* Given request: Exclude the pictures and reproduce the remaining data exactly as written.

Part of a data file

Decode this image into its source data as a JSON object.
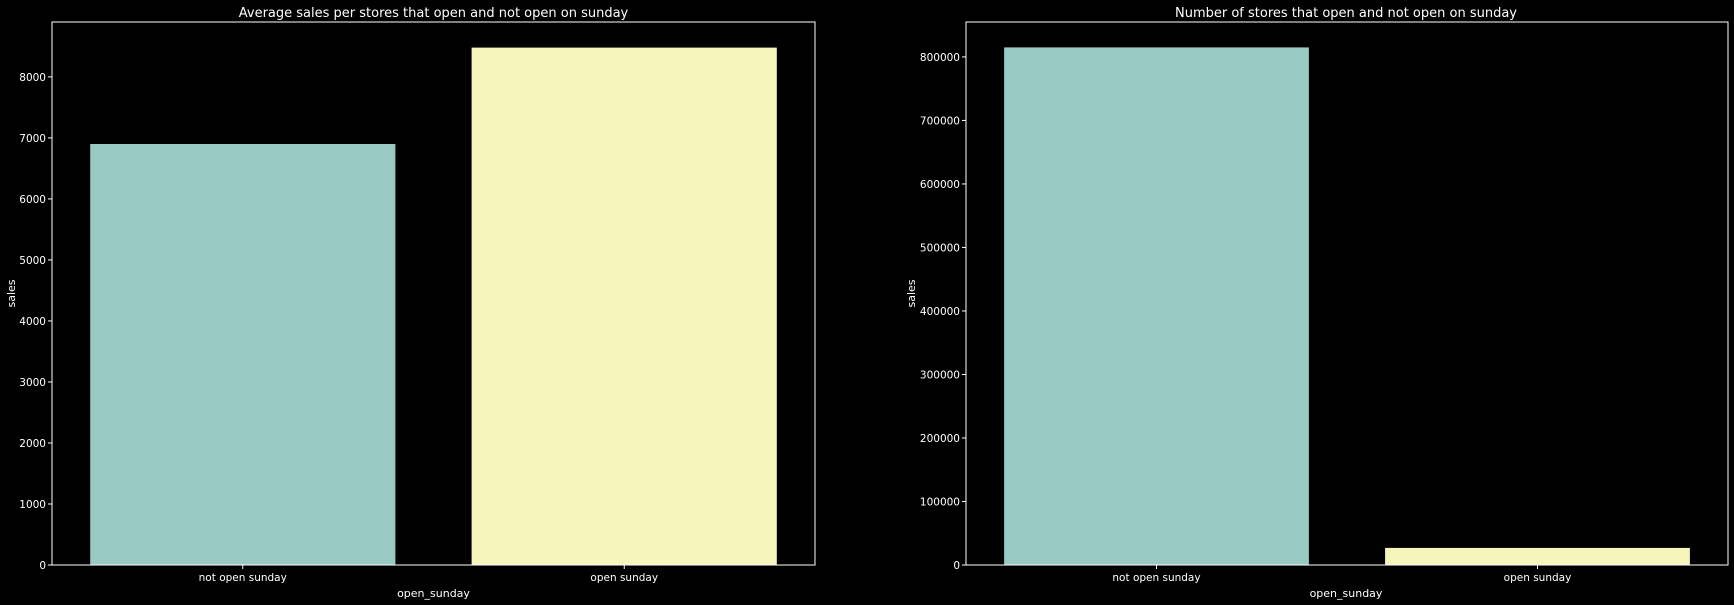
{
  "colors": {
    "background": "#000000",
    "foreground": "#ffffff",
    "series_palette": [
      "#98c9c3",
      "#f5f5bc"
    ]
  },
  "chart_data": [
    {
      "type": "bar",
      "title": "Average sales per stores that open and not open on sunday",
      "xlabel": "open_sunday",
      "ylabel": "sales",
      "categories": [
        "not open sunday",
        "open sunday"
      ],
      "values": [
        6900,
        8480
      ],
      "ylim": [
        0,
        8900
      ],
      "yticks": [
        0,
        1000,
        2000,
        3000,
        4000,
        5000,
        6000,
        7000,
        8000
      ],
      "grid": false,
      "legend": "none"
    },
    {
      "type": "bar",
      "title": "Number of stores that open and not open on sunday",
      "xlabel": "open_sunday",
      "ylabel": "sales",
      "categories": [
        "not open sunday",
        "open sunday"
      ],
      "values": [
        815000,
        27000
      ],
      "ylim": [
        0,
        855000
      ],
      "yticks": [
        0,
        100000,
        200000,
        300000,
        400000,
        500000,
        600000,
        700000,
        800000
      ],
      "grid": false,
      "legend": "none"
    }
  ]
}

* Finished exercise:
Decode this image into its source data as a JSON object.
{
  "colors": {
    "background": "#000000",
    "foreground": "#ffffff",
    "series_palette": [
      "#98c9c3",
      "#f5f5bc"
    ]
  },
  "chart_data": [
    {
      "type": "bar",
      "title": "Average sales per stores that open and not open on sunday",
      "xlabel": "open_sunday",
      "ylabel": "sales",
      "categories": [
        "not open sunday",
        "open sunday"
      ],
      "values": [
        6900,
        8480
      ],
      "ylim": [
        0,
        8900
      ],
      "yticks": [
        0,
        1000,
        2000,
        3000,
        4000,
        5000,
        6000,
        7000,
        8000
      ],
      "grid": false,
      "legend": "none"
    },
    {
      "type": "bar",
      "title": "Number of stores that open and not open on sunday",
      "xlabel": "open_sunday",
      "ylabel": "sales",
      "categories": [
        "not open sunday",
        "open sunday"
      ],
      "values": [
        815000,
        27000
      ],
      "ylim": [
        0,
        855000
      ],
      "yticks": [
        0,
        100000,
        200000,
        300000,
        400000,
        500000,
        600000,
        700000,
        800000
      ],
      "grid": false,
      "legend": "none"
    }
  ]
}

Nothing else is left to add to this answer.